Raw records:
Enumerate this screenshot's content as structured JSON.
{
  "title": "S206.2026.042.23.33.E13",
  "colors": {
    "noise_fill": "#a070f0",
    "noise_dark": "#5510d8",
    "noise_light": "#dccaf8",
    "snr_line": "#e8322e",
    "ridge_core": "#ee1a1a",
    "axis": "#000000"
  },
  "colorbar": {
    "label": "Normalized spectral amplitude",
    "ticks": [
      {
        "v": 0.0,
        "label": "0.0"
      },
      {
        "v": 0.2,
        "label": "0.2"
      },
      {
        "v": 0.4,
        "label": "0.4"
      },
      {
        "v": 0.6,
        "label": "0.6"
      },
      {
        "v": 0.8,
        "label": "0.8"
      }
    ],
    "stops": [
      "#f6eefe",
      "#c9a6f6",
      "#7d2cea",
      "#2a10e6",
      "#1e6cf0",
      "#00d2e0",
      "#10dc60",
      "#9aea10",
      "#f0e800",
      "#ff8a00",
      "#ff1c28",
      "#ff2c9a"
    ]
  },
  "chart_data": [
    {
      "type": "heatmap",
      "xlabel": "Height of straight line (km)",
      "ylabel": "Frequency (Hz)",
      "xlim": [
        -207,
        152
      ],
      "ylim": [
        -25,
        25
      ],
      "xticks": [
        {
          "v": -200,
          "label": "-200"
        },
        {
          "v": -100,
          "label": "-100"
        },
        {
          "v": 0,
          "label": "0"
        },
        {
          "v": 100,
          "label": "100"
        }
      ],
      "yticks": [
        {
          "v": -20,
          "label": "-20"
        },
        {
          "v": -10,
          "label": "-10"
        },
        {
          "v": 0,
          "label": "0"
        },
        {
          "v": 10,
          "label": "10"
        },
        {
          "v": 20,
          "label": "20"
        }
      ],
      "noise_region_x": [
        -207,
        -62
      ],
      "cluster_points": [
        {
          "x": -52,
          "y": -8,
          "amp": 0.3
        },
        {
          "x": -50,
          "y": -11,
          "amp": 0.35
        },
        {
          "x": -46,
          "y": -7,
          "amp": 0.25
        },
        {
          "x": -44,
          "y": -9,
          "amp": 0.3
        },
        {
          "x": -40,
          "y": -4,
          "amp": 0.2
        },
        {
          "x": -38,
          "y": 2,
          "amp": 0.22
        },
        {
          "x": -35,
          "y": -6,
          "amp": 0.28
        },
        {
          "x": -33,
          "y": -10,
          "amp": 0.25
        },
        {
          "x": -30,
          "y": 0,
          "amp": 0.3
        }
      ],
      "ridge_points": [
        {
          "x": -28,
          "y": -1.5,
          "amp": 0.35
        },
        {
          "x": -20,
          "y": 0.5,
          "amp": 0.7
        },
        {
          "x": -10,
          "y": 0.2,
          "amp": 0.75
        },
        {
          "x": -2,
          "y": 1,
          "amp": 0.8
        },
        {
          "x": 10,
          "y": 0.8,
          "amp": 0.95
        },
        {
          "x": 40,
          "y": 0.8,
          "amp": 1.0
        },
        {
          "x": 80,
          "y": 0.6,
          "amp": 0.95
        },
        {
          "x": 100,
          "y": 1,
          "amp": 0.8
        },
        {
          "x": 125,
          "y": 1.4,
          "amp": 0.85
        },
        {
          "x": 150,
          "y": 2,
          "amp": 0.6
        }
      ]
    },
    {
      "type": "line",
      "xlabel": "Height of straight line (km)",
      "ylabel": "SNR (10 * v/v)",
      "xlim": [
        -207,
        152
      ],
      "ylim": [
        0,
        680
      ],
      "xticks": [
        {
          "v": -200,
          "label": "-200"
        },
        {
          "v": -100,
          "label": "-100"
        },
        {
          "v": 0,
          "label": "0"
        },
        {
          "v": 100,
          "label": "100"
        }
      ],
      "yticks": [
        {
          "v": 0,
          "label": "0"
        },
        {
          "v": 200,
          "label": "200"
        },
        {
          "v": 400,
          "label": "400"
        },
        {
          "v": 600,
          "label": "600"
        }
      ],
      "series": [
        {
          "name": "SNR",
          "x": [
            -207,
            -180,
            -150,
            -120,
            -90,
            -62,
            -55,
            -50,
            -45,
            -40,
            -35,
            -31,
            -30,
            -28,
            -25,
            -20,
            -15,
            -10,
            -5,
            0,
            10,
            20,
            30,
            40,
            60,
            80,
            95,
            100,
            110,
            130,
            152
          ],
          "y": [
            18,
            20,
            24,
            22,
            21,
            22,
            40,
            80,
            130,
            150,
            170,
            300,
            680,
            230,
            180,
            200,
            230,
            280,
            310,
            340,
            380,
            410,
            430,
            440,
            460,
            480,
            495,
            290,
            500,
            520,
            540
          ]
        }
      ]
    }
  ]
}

Task goal:
Reproduce each line verbatim.

Output of the task:
Enumerate this screenshot's content as structured JSON.
{
  "title": "S206.2026.042.23.33.E13",
  "colors": {
    "noise_fill": "#a070f0",
    "noise_dark": "#5510d8",
    "noise_light": "#dccaf8",
    "snr_line": "#e8322e",
    "ridge_core": "#ee1a1a",
    "axis": "#000000"
  },
  "colorbar": {
    "label": "Normalized spectral amplitude",
    "ticks": [
      {
        "v": 0.0,
        "label": "0.0"
      },
      {
        "v": 0.2,
        "label": "0.2"
      },
      {
        "v": 0.4,
        "label": "0.4"
      },
      {
        "v": 0.6,
        "label": "0.6"
      },
      {
        "v": 0.8,
        "label": "0.8"
      }
    ],
    "stops": [
      "#f6eefe",
      "#c9a6f6",
      "#7d2cea",
      "#2a10e6",
      "#1e6cf0",
      "#00d2e0",
      "#10dc60",
      "#9aea10",
      "#f0e800",
      "#ff8a00",
      "#ff1c28",
      "#ff2c9a"
    ]
  },
  "chart_data": [
    {
      "type": "heatmap",
      "xlabel": "Height of straight line (km)",
      "ylabel": "Frequency (Hz)",
      "xlim": [
        -207,
        152
      ],
      "ylim": [
        -25,
        25
      ],
      "xticks": [
        {
          "v": -200,
          "label": "-200"
        },
        {
          "v": -100,
          "label": "-100"
        },
        {
          "v": 0,
          "label": "0"
        },
        {
          "v": 100,
          "label": "100"
        }
      ],
      "yticks": [
        {
          "v": -20,
          "label": "-20"
        },
        {
          "v": -10,
          "label": "-10"
        },
        {
          "v": 0,
          "label": "0"
        },
        {
          "v": 10,
          "label": "10"
        },
        {
          "v": 20,
          "label": "20"
        }
      ],
      "noise_region_x": [
        -207,
        -62
      ],
      "cluster_points": [
        {
          "x": -52,
          "y": -8,
          "amp": 0.3
        },
        {
          "x": -50,
          "y": -11,
          "amp": 0.35
        },
        {
          "x": -46,
          "y": -7,
          "amp": 0.25
        },
        {
          "x": -44,
          "y": -9,
          "amp": 0.3
        },
        {
          "x": -40,
          "y": -4,
          "amp": 0.2
        },
        {
          "x": -38,
          "y": 2,
          "amp": 0.22
        },
        {
          "x": -35,
          "y": -6,
          "amp": 0.28
        },
        {
          "x": -33,
          "y": -10,
          "amp": 0.25
        },
        {
          "x": -30,
          "y": 0,
          "amp": 0.3
        }
      ],
      "ridge_points": [
        {
          "x": -28,
          "y": -1.5,
          "amp": 0.35
        },
        {
          "x": -20,
          "y": 0.5,
          "amp": 0.7
        },
        {
          "x": -10,
          "y": 0.2,
          "amp": 0.75
        },
        {
          "x": -2,
          "y": 1,
          "amp": 0.8
        },
        {
          "x": 10,
          "y": 0.8,
          "amp": 0.95
        },
        {
          "x": 40,
          "y": 0.8,
          "amp": 1.0
        },
        {
          "x": 80,
          "y": 0.6,
          "amp": 0.95
        },
        {
          "x": 100,
          "y": 1,
          "amp": 0.8
        },
        {
          "x": 125,
          "y": 1.4,
          "amp": 0.85
        },
        {
          "x": 150,
          "y": 2,
          "amp": 0.6
        }
      ]
    },
    {
      "type": "line",
      "xlabel": "Height of straight line (km)",
      "ylabel": "SNR (10 * v/v)",
      "xlim": [
        -207,
        152
      ],
      "ylim": [
        0,
        680
      ],
      "xticks": [
        {
          "v": -200,
          "label": "-200"
        },
        {
          "v": -100,
          "label": "-100"
        },
        {
          "v": 0,
          "label": "0"
        },
        {
          "v": 100,
          "label": "100"
        }
      ],
      "yticks": [
        {
          "v": 0,
          "label": "0"
        },
        {
          "v": 200,
          "label": "200"
        },
        {
          "v": 400,
          "label": "400"
        },
        {
          "v": 600,
          "label": "600"
        }
      ],
      "series": [
        {
          "name": "SNR",
          "x": [
            -207,
            -180,
            -150,
            -120,
            -90,
            -62,
            -55,
            -50,
            -45,
            -40,
            -35,
            -31,
            -30,
            -28,
            -25,
            -20,
            -15,
            -10,
            -5,
            0,
            10,
            20,
            30,
            40,
            60,
            80,
            95,
            100,
            110,
            130,
            152
          ],
          "y": [
            18,
            20,
            24,
            22,
            21,
            22,
            40,
            80,
            130,
            150,
            170,
            300,
            680,
            230,
            180,
            200,
            230,
            280,
            310,
            340,
            380,
            410,
            430,
            440,
            460,
            480,
            495,
            290,
            500,
            520,
            540
          ]
        }
      ]
    }
  ]
}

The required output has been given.